> **EXERCISE AIM**
Collect each line containing "person".

>> Begin ENTRIES SHOWN

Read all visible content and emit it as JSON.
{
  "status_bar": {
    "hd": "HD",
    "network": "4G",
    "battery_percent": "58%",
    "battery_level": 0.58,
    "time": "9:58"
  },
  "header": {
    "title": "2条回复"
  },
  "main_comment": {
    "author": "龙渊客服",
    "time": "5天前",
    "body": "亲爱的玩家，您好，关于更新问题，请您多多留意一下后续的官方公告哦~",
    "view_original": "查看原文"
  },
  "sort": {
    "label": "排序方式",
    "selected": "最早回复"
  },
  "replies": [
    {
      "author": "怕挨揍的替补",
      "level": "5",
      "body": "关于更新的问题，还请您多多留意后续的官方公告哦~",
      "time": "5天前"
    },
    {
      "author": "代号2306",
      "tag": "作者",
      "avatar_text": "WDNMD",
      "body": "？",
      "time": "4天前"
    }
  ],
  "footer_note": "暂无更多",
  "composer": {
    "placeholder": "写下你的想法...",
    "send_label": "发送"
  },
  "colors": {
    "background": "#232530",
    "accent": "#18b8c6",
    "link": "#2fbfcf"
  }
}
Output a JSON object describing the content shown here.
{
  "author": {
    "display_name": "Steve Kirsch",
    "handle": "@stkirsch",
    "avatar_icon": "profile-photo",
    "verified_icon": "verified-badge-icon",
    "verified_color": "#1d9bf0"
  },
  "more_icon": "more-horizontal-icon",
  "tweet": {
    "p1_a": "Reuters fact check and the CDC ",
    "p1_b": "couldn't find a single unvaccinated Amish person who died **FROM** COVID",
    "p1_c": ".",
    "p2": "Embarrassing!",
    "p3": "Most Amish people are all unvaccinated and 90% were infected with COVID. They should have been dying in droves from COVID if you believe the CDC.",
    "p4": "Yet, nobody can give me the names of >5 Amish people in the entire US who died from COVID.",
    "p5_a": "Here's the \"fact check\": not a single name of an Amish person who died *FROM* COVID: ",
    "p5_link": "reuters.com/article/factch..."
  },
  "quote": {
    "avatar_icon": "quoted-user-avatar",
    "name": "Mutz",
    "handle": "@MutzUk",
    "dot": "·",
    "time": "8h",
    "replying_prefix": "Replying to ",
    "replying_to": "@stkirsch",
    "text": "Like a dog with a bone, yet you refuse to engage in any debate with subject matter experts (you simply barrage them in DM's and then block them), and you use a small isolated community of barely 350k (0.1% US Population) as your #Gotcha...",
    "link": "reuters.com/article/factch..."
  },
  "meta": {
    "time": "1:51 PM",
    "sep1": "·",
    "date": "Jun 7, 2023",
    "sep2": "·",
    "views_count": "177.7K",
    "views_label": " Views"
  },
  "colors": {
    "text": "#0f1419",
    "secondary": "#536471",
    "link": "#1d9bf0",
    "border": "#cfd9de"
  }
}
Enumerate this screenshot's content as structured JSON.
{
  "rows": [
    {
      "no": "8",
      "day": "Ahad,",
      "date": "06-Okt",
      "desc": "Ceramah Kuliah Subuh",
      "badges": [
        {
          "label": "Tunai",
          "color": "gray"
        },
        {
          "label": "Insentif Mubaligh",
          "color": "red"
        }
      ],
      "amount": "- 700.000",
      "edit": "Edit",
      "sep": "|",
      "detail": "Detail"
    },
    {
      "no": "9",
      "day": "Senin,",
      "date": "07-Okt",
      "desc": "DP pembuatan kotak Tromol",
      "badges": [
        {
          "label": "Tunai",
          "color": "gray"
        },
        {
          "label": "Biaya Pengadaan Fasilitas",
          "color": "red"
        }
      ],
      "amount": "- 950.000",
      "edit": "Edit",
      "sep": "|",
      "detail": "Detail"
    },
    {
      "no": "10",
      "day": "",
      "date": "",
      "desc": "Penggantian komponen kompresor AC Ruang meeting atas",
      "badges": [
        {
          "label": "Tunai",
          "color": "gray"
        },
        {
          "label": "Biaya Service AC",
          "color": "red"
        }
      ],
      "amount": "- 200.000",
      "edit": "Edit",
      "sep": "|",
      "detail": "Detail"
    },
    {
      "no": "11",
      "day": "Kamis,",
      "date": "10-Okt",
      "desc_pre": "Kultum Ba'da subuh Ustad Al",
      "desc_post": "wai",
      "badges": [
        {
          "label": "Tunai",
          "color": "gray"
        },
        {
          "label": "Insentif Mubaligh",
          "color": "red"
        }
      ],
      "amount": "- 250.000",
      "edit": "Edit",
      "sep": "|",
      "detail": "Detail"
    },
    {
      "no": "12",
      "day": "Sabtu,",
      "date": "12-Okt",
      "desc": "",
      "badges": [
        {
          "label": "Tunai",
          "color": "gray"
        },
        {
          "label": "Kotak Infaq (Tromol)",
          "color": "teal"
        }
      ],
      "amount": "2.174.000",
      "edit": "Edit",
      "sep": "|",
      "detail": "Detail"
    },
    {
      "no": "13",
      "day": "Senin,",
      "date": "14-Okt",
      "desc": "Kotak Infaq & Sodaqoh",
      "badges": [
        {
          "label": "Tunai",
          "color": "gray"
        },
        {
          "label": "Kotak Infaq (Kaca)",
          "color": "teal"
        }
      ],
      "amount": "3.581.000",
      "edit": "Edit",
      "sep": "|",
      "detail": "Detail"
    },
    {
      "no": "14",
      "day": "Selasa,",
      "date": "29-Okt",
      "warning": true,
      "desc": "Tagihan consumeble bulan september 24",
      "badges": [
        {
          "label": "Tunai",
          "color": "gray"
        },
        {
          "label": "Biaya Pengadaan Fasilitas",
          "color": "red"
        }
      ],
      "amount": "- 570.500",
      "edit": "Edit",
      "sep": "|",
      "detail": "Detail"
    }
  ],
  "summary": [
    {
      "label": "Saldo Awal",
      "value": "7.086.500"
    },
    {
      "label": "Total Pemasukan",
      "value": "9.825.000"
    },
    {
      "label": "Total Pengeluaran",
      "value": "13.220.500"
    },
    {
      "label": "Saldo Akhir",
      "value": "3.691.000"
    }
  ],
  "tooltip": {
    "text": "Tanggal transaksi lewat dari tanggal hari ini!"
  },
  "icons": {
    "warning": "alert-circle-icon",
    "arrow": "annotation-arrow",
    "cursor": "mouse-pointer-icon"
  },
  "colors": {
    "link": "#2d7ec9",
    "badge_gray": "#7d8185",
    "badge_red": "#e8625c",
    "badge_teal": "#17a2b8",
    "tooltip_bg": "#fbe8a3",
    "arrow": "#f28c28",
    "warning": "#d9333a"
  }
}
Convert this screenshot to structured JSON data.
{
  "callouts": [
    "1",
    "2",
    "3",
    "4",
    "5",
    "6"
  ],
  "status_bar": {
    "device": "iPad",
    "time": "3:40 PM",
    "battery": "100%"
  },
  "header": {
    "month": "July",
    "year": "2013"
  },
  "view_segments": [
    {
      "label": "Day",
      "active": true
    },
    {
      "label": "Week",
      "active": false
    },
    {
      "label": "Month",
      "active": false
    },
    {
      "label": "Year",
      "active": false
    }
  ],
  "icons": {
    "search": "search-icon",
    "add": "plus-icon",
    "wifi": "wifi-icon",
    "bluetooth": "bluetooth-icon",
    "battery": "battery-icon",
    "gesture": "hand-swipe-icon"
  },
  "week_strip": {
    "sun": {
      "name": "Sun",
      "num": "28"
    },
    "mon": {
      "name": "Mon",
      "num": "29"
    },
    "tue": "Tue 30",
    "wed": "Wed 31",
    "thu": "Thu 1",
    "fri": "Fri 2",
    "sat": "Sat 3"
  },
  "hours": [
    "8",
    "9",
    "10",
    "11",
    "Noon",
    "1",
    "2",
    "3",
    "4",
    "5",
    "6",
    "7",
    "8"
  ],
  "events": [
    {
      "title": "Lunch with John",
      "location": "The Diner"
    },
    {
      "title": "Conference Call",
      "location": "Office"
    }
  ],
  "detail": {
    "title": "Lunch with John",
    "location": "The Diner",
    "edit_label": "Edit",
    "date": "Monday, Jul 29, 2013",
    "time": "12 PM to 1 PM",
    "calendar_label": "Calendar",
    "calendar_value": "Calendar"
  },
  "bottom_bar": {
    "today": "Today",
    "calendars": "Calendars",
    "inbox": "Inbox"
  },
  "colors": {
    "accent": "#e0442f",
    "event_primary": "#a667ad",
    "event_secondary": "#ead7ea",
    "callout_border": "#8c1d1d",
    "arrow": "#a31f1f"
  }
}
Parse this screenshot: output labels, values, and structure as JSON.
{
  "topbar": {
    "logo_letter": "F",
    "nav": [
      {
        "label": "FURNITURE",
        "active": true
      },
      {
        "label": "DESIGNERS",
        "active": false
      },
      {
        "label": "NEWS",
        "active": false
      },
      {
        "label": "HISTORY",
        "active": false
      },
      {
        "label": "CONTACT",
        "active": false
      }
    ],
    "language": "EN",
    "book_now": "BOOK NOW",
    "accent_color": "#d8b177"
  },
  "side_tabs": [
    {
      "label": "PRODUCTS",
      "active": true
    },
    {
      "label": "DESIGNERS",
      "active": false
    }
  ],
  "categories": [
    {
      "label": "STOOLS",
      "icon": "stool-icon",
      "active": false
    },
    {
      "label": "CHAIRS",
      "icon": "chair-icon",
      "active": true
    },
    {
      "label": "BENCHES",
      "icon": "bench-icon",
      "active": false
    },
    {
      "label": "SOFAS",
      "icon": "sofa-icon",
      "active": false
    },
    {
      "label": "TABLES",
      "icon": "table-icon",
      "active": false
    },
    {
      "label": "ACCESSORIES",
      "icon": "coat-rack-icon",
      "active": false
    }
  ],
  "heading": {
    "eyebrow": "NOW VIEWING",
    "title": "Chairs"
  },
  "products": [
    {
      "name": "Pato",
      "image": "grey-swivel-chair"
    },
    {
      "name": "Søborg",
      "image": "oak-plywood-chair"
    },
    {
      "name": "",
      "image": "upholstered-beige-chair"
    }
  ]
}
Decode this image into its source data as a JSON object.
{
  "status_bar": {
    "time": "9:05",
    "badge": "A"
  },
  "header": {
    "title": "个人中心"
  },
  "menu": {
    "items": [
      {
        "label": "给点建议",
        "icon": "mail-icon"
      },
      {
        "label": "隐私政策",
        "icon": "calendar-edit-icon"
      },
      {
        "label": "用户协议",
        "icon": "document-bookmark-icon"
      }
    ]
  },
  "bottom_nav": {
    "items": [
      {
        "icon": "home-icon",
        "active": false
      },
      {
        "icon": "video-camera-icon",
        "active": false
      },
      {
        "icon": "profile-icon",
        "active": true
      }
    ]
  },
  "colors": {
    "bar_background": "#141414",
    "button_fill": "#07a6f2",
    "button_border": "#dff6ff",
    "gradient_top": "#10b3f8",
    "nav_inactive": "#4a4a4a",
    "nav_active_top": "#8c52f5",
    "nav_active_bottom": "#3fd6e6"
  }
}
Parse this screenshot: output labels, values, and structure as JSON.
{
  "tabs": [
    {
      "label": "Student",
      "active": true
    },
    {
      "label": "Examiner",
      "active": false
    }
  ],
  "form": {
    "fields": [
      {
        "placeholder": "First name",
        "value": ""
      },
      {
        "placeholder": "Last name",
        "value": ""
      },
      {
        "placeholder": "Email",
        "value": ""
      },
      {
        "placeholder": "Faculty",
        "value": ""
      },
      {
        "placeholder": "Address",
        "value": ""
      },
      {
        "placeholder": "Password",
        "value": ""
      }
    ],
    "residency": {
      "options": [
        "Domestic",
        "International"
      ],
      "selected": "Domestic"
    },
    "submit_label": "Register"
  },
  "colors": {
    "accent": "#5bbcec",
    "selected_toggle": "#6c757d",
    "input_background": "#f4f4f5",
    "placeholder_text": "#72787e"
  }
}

>> End ENTRIES SHOWN

> **CORRECT ANSWER**
    "p1_b": "couldn't find a single unvaccinated Amish person who died **FROM** COVID",
    "p5_a": "Here's the \"fact check\": not a single name of an Amish person who died *FROM* COVID: ",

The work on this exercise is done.